* begin Dataset content *

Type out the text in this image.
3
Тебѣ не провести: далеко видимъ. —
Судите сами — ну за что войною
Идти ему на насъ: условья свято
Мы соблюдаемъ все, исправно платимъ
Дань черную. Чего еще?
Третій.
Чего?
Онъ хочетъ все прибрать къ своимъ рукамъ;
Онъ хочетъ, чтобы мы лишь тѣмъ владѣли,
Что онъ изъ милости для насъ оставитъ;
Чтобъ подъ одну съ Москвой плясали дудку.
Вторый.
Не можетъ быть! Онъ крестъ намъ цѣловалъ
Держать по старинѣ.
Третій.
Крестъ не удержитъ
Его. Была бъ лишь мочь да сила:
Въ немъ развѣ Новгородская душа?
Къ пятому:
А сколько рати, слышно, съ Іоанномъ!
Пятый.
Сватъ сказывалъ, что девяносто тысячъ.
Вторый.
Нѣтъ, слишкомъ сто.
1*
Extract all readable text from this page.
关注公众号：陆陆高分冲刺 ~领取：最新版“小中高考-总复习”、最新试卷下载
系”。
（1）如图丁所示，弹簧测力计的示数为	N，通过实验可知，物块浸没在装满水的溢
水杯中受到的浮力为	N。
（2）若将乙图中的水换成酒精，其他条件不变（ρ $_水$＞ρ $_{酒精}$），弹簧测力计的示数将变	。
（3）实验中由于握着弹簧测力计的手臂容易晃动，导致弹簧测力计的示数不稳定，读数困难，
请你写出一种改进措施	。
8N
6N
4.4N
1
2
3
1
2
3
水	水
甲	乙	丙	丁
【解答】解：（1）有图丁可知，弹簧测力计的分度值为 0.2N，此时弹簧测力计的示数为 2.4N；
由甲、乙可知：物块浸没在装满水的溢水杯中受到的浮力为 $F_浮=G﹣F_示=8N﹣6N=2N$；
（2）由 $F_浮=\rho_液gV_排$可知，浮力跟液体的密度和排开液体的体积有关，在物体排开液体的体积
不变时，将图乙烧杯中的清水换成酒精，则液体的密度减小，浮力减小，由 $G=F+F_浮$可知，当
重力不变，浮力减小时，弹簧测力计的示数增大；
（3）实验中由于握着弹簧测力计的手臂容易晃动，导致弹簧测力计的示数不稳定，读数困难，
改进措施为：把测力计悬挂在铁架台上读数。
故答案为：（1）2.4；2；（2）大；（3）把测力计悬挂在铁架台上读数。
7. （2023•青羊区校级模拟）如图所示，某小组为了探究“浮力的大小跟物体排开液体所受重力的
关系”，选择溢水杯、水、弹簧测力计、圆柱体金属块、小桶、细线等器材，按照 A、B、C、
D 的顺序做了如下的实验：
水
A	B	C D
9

* end Dataset content *

[Requirements] Recite the full listing above exactly.

[Answer to this task]
Type out the text in this image.
3
Тебѣ не провести: далеко видимъ. —
Судите сами — ну за что войною
Идти ему на насъ: условья свято
Мы соблюдаемъ все, исправно платимъ
Дань черную. Чего еще?
Третій.
Чего?
Онъ хочетъ все прибрать къ своимъ рукамъ;
Онъ хочетъ, чтобы мы лишь тѣмъ владѣли,
Что онъ изъ милости для насъ оставитъ;
Чтобъ подъ одну съ Москвой плясали дудку.
Вторый.
Не можетъ быть! Онъ крестъ намъ цѣловалъ
Держать по старинѣ.
Третій.
Крестъ не удержитъ
Его. Была бъ лишь мочь да сила:
Въ немъ развѣ Новгородская душа?
Къ пятому:
А сколько рати, слышно, съ Іоанномъ!
Пятый.
Сватъ сказывалъ, что девяносто тысячъ.
Вторый.
Нѣтъ, слишкомъ сто.
1*
Extract all readable text from this page.
关注公众号：陆陆高分冲刺 ~领取：最新版“小中高考-总复习”、最新试卷下载
系”。
（1）如图丁所示，弹簧测力计的示数为	N，通过实验可知，物块浸没在装满水的溢
水杯中受到的浮力为	N。
（2）若将乙图中的水换成酒精，其他条件不变（ρ $_水$＞ρ $_{酒精}$），弹簧测力计的示数将变	。
（3）实验中由于握着弹簧测力计的手臂容易晃动，导致弹簧测力计的示数不稳定，读数困难，
请你写出一种改进措施	。
8N
6N
4.4N
1
2
3
1
2
3
水	水
甲	乙	丙	丁
【解答】解：（1）有图丁可知，弹簧测力计的分度值为 0.2N，此时弹簧测力计的示数为 2.4N；
由甲、乙可知：物块浸没在装满水的溢水杯中受到的浮力为 $F_浮=G﹣F_示=8N﹣6N=2N$；
（2）由 $F_浮=\rho_液gV_排$可知，浮力跟液体的密度和排开液体的体积有关，在物体排开液体的体积
不变时，将图乙烧杯中的清水换成酒精，则液体的密度减小，浮力减小，由 $G=F+F_浮$可知，当
重力不变，浮力减小时，弹簧测力计的示数增大；
（3）实验中由于握着弹簧测力计的手臂容易晃动，导致弹簧测力计的示数不稳定，读数困难，
改进措施为：把测力计悬挂在铁架台上读数。
故答案为：（1）2.4；2；（2）大；（3）把测力计悬挂在铁架台上读数。
7. （2023•青羊区校级模拟）如图所示，某小组为了探究“浮力的大小跟物体排开液体所受重力的
关系”，选择溢水杯、水、弹簧测力计、圆柱体金属块、小桶、细线等器材，按照 A、B、C、
D 的顺序做了如下的实验：
水
A	B	C D
9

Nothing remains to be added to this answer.